→ Record set
⁂
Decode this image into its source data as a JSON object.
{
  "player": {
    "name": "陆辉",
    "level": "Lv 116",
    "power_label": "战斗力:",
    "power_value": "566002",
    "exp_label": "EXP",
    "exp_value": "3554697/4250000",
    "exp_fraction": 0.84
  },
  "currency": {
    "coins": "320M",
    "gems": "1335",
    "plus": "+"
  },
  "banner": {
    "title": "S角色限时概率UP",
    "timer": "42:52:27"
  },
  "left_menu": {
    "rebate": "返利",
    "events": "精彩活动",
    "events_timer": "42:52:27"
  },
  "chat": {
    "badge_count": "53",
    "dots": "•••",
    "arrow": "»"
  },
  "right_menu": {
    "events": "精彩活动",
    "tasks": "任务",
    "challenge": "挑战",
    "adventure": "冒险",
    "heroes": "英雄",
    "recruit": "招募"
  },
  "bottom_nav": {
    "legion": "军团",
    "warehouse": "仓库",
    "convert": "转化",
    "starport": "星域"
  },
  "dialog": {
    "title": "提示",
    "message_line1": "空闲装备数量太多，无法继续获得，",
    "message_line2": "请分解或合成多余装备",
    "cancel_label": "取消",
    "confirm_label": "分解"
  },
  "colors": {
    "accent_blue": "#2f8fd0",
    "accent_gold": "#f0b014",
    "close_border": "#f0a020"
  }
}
⁂
→ Aim of the task
Make an exact copy of the listing, including every line.

→ Response to this exercise
Decode this image into its source data as a JSON object.
{
  "player": {
    "name": "陆辉",
    "level": "Lv 116",
    "power_label": "战斗力:",
    "power_value": "566002",
    "exp_label": "EXP",
    "exp_value": "3554697/4250000",
    "exp_fraction": 0.84
  },
  "currency": {
    "coins": "320M",
    "gems": "1335",
    "plus": "+"
  },
  "banner": {
    "title": "S角色限时概率UP",
    "timer": "42:52:27"
  },
  "left_menu": {
    "rebate": "返利",
    "events": "精彩活动",
    "events_timer": "42:52:27"
  },
  "chat": {
    "badge_count": "53",
    "dots": "•••",
    "arrow": "»"
  },
  "right_menu": {
    "events": "精彩活动",
    "tasks": "任务",
    "challenge": "挑战",
    "adventure": "冒险",
    "heroes": "英雄",
    "recruit": "招募"
  },
  "bottom_nav": {
    "legion": "军团",
    "warehouse": "仓库",
    "convert": "转化",
    "starport": "星域"
  },
  "dialog": {
    "title": "提示",
    "message_line1": "空闲装备数量太多，无法继续获得，",
    "message_line2": "请分解或合成多余装备",
    "cancel_label": "取消",
    "confirm_label": "分解"
  },
  "colors": {
    "accent_blue": "#2f8fd0",
    "accent_gold": "#f0b014",
    "close_border": "#f0a020"
  }
}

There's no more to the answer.